(WORK TO COMPLETE):
Convert each line of the material below into a Markdown table with the columns "Row" and "Entry." Number the rows in order and omit any blank lines.

---------------

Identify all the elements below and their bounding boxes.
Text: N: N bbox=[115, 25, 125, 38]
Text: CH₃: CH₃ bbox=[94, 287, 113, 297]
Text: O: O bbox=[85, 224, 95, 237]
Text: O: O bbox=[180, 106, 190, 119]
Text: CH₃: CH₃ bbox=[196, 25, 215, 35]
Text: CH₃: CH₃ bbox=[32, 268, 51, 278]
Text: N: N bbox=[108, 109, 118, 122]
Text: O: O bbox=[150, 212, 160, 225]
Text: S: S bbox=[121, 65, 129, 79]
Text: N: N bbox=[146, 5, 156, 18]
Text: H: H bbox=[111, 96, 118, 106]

---------------

(ANSWER TO THIS TASK):
| Row | Entry |
|---|---|
| 1 | Identify all the elements below and their bounding boxes. |
| 2 | Text: N: N bbox=[115, 25, 125, 38] |
| 3 | Text: CH₃: CH₃ bbox=[94, 287, 113, 297] |
| 4 | Text: O: O bbox=[85, 224, 95, 237] |
| 5 | Text: O: O bbox=[180, 106, 190, 119] |
| 6 | Text: CH₃: CH₃ bbox=[196, 25, 215, 35] |
| 7 | Text: CH₃: CH₃ bbox=[32, 268, 51, 278] |
| 8 | Text: N: N bbox=[108, 109, 118, 122] |
| 9 | Text: O: O bbox=[150, 212, 160, 225] |
| 10 | Text: S: S bbox=[121, 65, 129, 79] |
| 11 | Text: N: N bbox=[146, 5, 156, 18] |
| 12 | Text: H: H bbox=[111, 96, 118, 106] |